>> Begin DATASET EXCERPTS

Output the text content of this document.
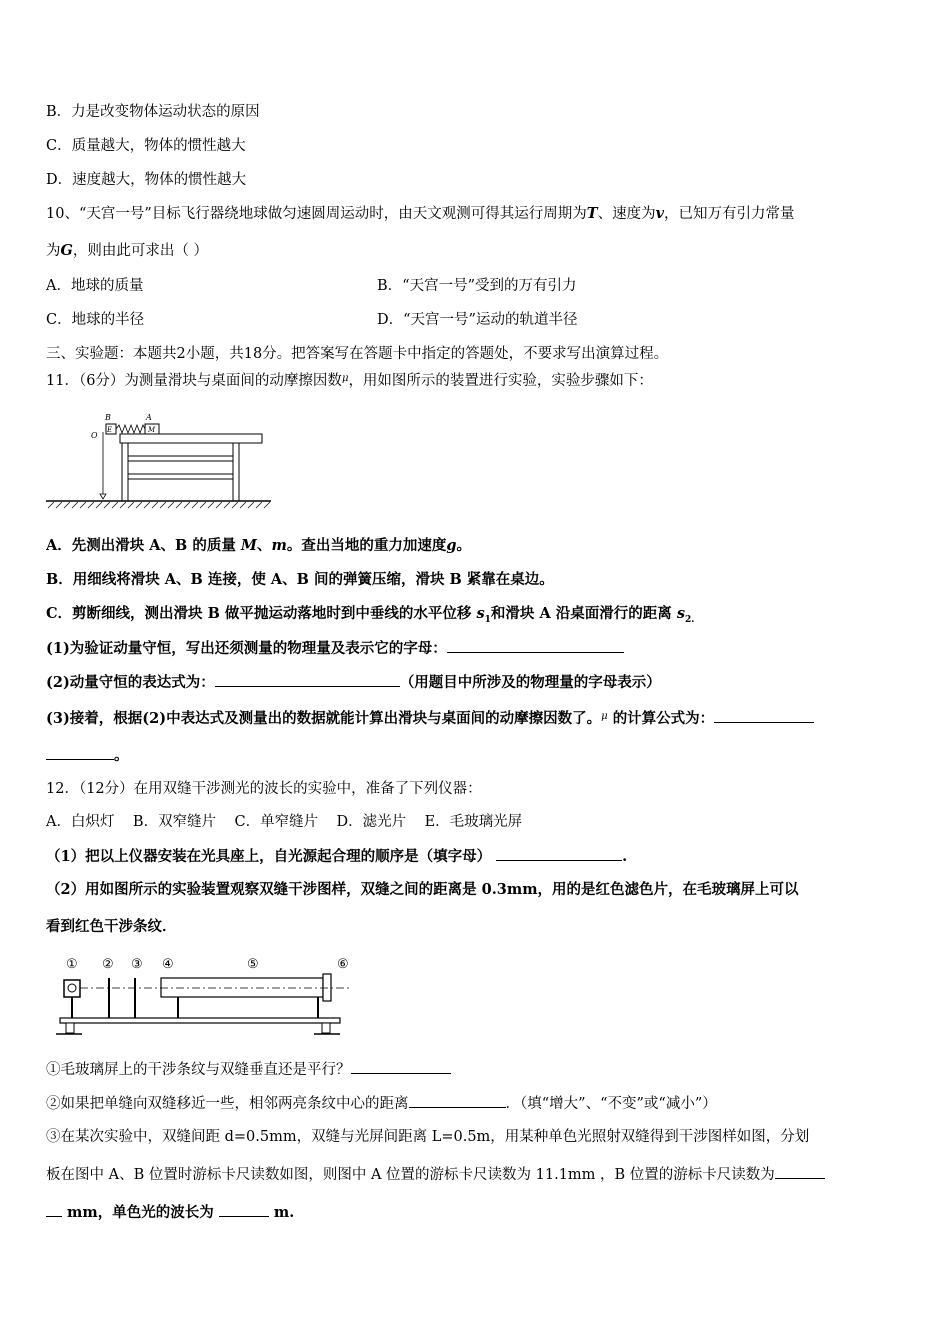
B．力是改变物体运动状态的原因
C．质量越大，物体的惯性越大
D．速度越大，物体的惯性越大
10、“天宫一号”目标飞行器绕地球做匀速圆周运动时，由天文观测可得其运行周期为T、速度为v，已知万有引力常量
为G，则由此可求出（ ）
A．地球的质量	B．“天宫一号”受到的万有引力
C．地球的半径	D．“天宫一号”运动的轨道半径
三、实验题：本题共2小题，共18分。把答案写在答题卡中指定的答题处，不要求写出演算过程。
11．（6分）为测量滑块与桌面间的动摩擦因数$^\mu$，用如图所示的装置进行实验，实验步骤如下：
B	A
O
E	M
A．先测出滑块 A、B 的质量 M、m。查出当地的重力加速度g。
B．用细线将滑块 A、B 连接，使 A、B 间的弹簧压缩，滑块 B 紧靠在桌边。
C．剪断细线，测出滑块 B 做平抛运动落地时到中垂线的水平位移 $s_1$和滑块 A 沿桌面滑行的距离 $s_{2.}$
(1)为验证动量守恒，写出还须测量的物理量及表示它的字母：
(2)动量守恒的表达式为：	（用题目中所涉及的物理量的字母表示）
(3)接着，根据(2)中表达式及测量出的数据就能计算出滑块与桌面间的动摩擦因数了。$^\mu$ 的计算公式为：
。
12．（12分）在用双缝干涉测光的波长的实验中，准备了下列仪器：
A．白炽灯    B．双窄缝片    C．单窄缝片    D．滤光片    E．毛玻璃光屏
（1）把以上仪器安装在光具座上，自光源起合理的顺序是（填字母）	.
（2）用如图所示的实验装置观察双缝干涉图样，双缝之间的距离是 0.3mm，用的是红色滤色片，在毛玻璃屏上可以
看到红色干涉条纹．
① ② ③ ④	⑤	⑥
①毛玻璃屏上的干涉条纹与双缝垂直还是平行？
②如果把单缝向双缝移近一些，相邻两亮条纹中心的距离	．（填“增大”、“不变”或“减小”）
③在某次实验中，双缝间距 d=0.5mm，双缝与光屏间距离 L=0.5m，用某种单色光照射双缝得到干涉图样如图，分划
板在图中 A、B 位置时游标卡尺读数如图，则图中 A 位置的游标卡尺读数为 11.1mm ，B 位置的游标卡尺读数为
mm，单色光的波长为	m.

>> End DATASET EXCERPTS

EXERCISE OBJECTIVE: Copy all lines from the material that hold "天宫一号".

ANSWER FOR THIS EXERCISE:
10、“天宫一号”目标飞行器绕地球做匀速圆周运动时，由天文观测可得其运行周期为T、速度为v，已知万有引力常量
A．地球的质量	B．“天宫一号”受到的万有引力
C．地球的半径	D．“天宫一号”运动的轨道半径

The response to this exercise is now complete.